= Quoted text =
2012-09-07 Thread Roger Clough
Hi Evgenii Rudnyi 

Leibniz divides the world into physical and mental states,
each a reflection of the other. The mental is mental and
the physical is not an illusion. You canstill stub your toe 
on a rock. This philosophy is called Idealism.

http://en.wikipedia.org/wiki/Gottfried_Wilhelm_Leibniz


Roger Clough, rclo...@verizon.net
9/7/2012 
Leibniz would say, If there's no God, we'd have to invent him 
so that everything could function.
- Receiving the following content - 
From: Evgenii Rudnyi 
Receiver: everything-list 
Time: 2012-09-07, 04:11:03
Subject: Re: The All


On 06.09.2012 21:03 meekerdb said the following:
 On 9/6/2012 11:52 AM, Brian Tenneson wrote:


 A too much powerful God leads to inconsistency.

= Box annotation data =
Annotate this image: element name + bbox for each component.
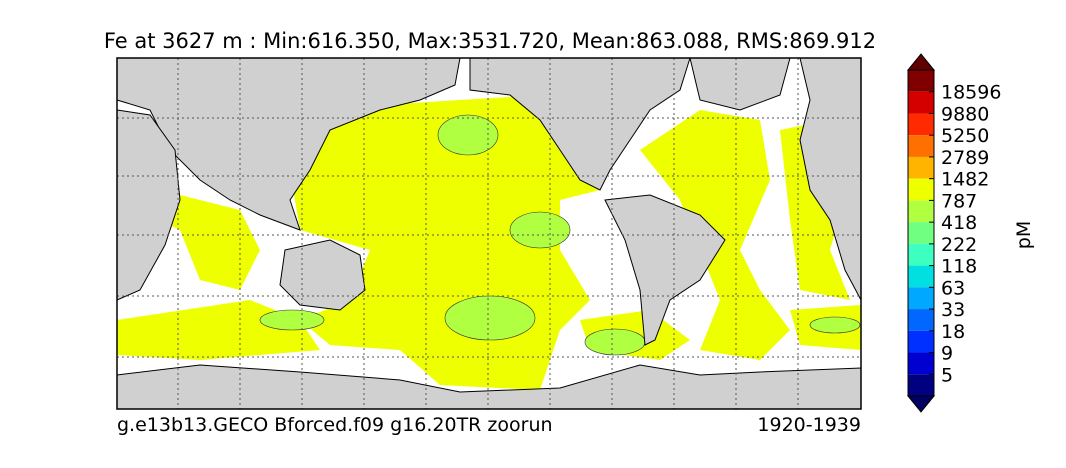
fe-high (259, 114, 861, 356)
colorbar-tick-label: 222 (941, 234, 977, 256)
colorbar-segment (908, 374, 934, 396)
colorbar-segment (908, 265, 934, 288)
colorbar-segment (908, 200, 934, 223)
colorbar: 1859698805250278914827874182221186333189… (906, 53, 1001, 413)
colorbar-segment (908, 91, 934, 114)
colorbar-segment (908, 243, 934, 266)
colorbar-tick-label: 5 (941, 364, 953, 386)
colorbar-label: pM (1013, 221, 1035, 249)
land (116, 57, 862, 410)
colorbar-segment (908, 222, 934, 244)
colorbar-over (906, 53, 936, 71)
map (116, 57, 862, 410)
colorbar-tick-label: 5250 (941, 125, 989, 147)
colorbar-tick-label: 18 (941, 321, 965, 343)
colorbar-tick-label: 63 (941, 277, 965, 299)
colorbar-tick-label: 787 (941, 190, 977, 212)
colorbar-tick-label: 418 (941, 212, 977, 234)
title: Fe at 3627 m : Min:616.350, Max:3531.720… (104, 29, 876, 53)
footer-right: 1920-1939 (757, 414, 861, 436)
colorbar-segment (908, 113, 934, 136)
colorbar-tick-label: 33 (941, 299, 965, 321)
colorbar-tick-label: 1482 (941, 169, 989, 191)
colorbar-tick-label: 2789 (941, 147, 989, 169)
colorbar-frame (907, 69, 935, 397)
colorbar-segment (908, 287, 934, 310)
colorbar-segment (908, 156, 934, 179)
colorbar-tick-label: 18596 (941, 82, 1001, 104)
colorbar-segment (908, 70, 934, 92)
colorbar-segment (908, 178, 934, 201)
colorbar-under (906, 395, 936, 413)
colorbar-tick-label: 118 (941, 256, 977, 278)
colorbar-segment (908, 309, 934, 331)
map-frame (116, 57, 862, 410)
footer-left: g.e13b13.GECO Bforced.f09 g16.20TR zooru… (117, 414, 553, 436)
graticule (117, 58, 861, 409)
colorbar-segment (908, 135, 934, 157)
colorbar-tick-label: 9880 (941, 103, 989, 125)
colorbar-tick-label: 9 (941, 343, 953, 365)
colorbar-segment (908, 330, 934, 353)
colorbar-segment (908, 352, 934, 375)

= Goals =
[A] What does the Leibniz message call the philosophy it describes?
[B] Please say whether each statement agrees with the Leibniz message, answering yes or no and quoting the deciding words: (i) Leibniz divides the world into physical and mental states. (ii) The message holds that the physical is an illusion. (iii) Evgenii Rudnyi's message is timed 2012-09-07, 04:11:03.
[C] List every name the Leibniz message gives for someone who wrote to the thread.

= Solution set =
[A] Idealism.

[B]
(i) Yes: "Leibniz divides the world into physical and mental states"
(ii) No: "the physical is not an illusion"
(iii) Yes: "Time: 2012-09-07, 04:11:03"

[C] Roger Clough, Evgenii Rudnyi, meekerdb, Brian Tenneson